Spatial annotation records
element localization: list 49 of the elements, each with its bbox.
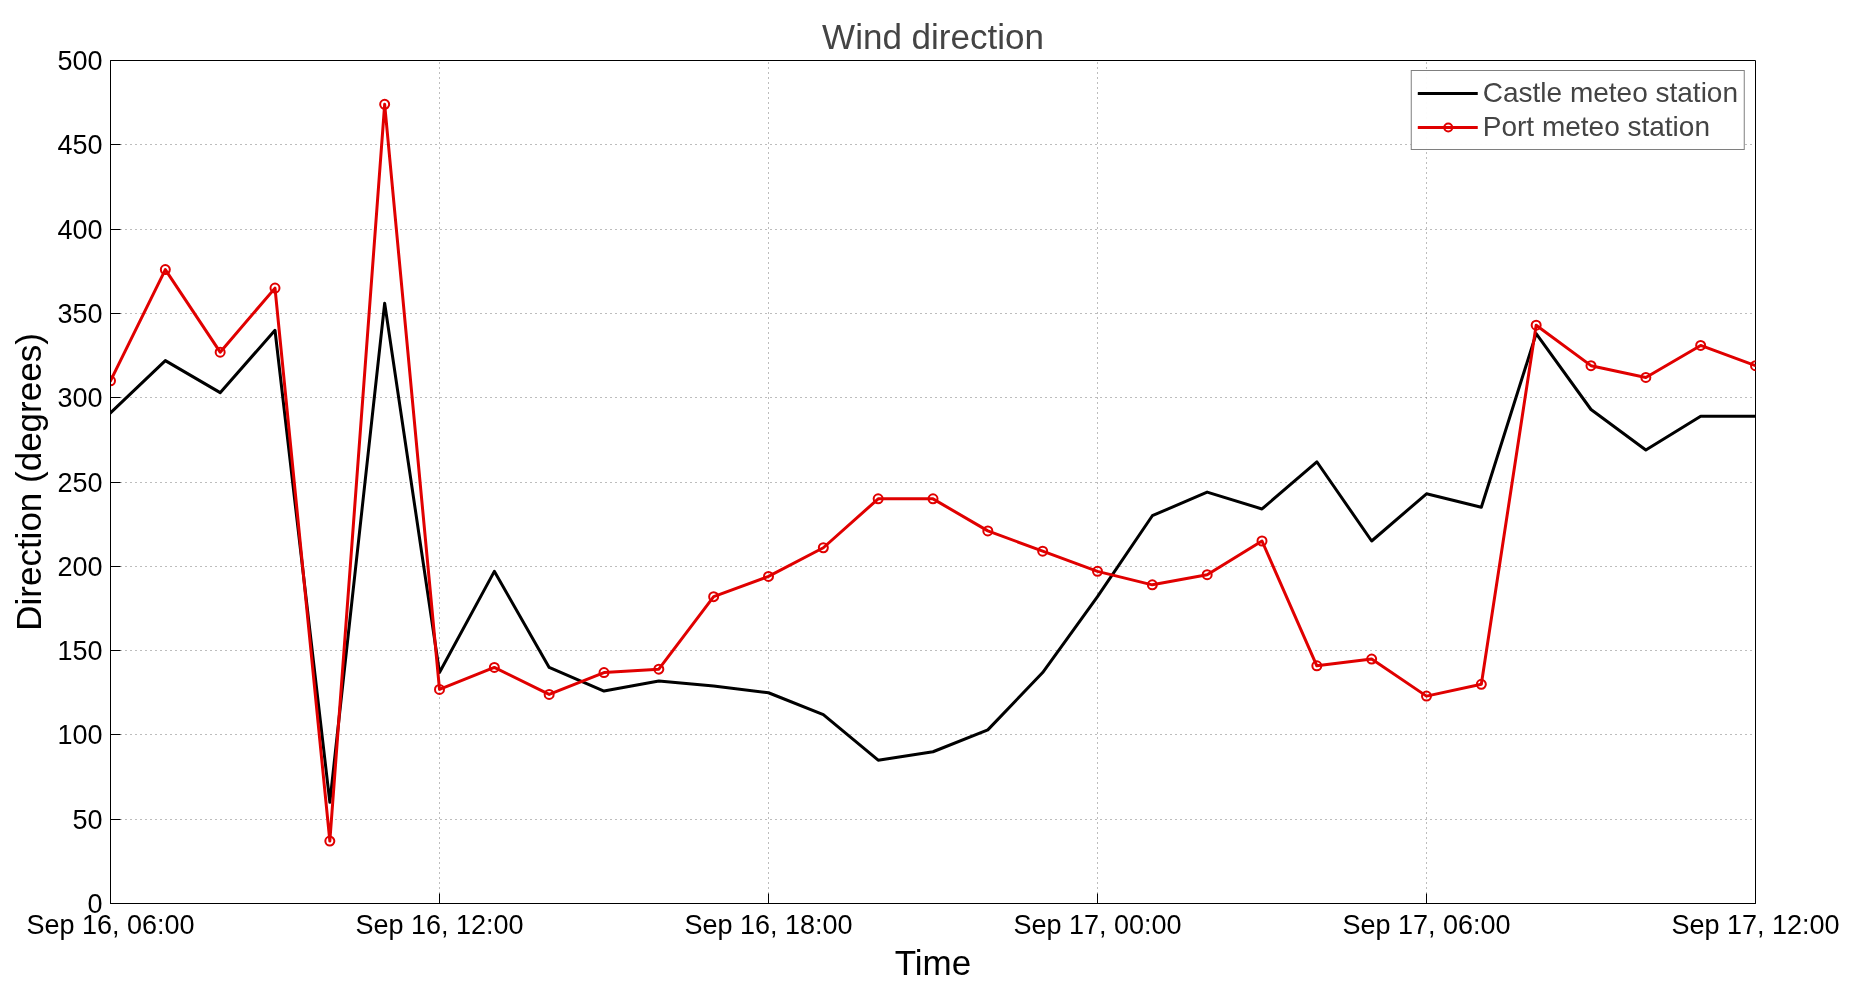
point [927,493,939,505]
point [653,663,665,675]
y-tick-label: 400 [57,214,103,245]
point [817,542,829,554]
point [708,591,720,603]
point [1366,653,1378,665]
y-tick-label: 50 [72,804,103,835]
y-tick-label: 150 [57,636,103,667]
point [1530,319,1542,331]
y-tick-label: 300 [57,383,103,414]
x-axis-title: Time [894,942,972,982]
point [543,688,555,700]
x-tick-label: Sep 17, 12:00 [1671,909,1840,940]
point [379,98,391,110]
legend-label: Castle meteo station [1482,77,1738,109]
x-tick-label: Sep 17, 06:00 [1342,909,1511,940]
y-axis-title: Direction (degrees) [9,333,49,631]
chart-title: Wind direction [822,16,1044,56]
point [1092,565,1103,577]
point [1585,360,1597,372]
y-tick-label: 200 [57,551,103,582]
point [434,683,445,695]
point [1311,660,1323,672]
point [269,282,281,294]
x-tick-label: Sep 17, 00:00 [1013,909,1182,940]
point [159,264,171,276]
y-tick-label: 500 [57,46,103,76]
point [982,525,994,537]
point [1146,579,1158,591]
point [763,570,774,582]
point [1475,678,1487,690]
point [872,493,884,505]
point [598,667,610,679]
point [1256,535,1268,547]
point [214,346,226,358]
x-tick-label: Sep 16, 18:00 [684,909,853,940]
point [1640,371,1652,383]
point [488,661,500,673]
y-tick-label: 450 [57,130,103,161]
point [1201,569,1213,581]
point [1421,690,1432,702]
point [1037,545,1049,557]
y-tick-label: 350 [57,298,103,329]
x-tick-label: Sep 16, 12:00 [355,909,524,940]
y-tick-label: 250 [57,467,103,498]
legend-label: Port meteo station [1482,111,1710,143]
point [1695,339,1707,351]
y-tick-label: 100 [57,720,103,751]
point [324,835,336,847]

— Work to complete —
Quote the lines of the records verbatim, starting at the line that contains "point [927,493,939,505]" and ending at the line that contains "point [543,688,555,700]", with both of those lines included.

— Response to the task —
point [927,493,939,505]
point [653,663,665,675]
y-tick-label: 400 [57,214,103,245]
point [817,542,829,554]
point [708,591,720,603]
point [1366,653,1378,665]
y-tick-label: 50 [72,804,103,835]
y-tick-label: 150 [57,636,103,667]
point [1530,319,1542,331]
y-tick-label: 300 [57,383,103,414]
x-axis-title: Time [894,942,972,982]
point [543,688,555,700]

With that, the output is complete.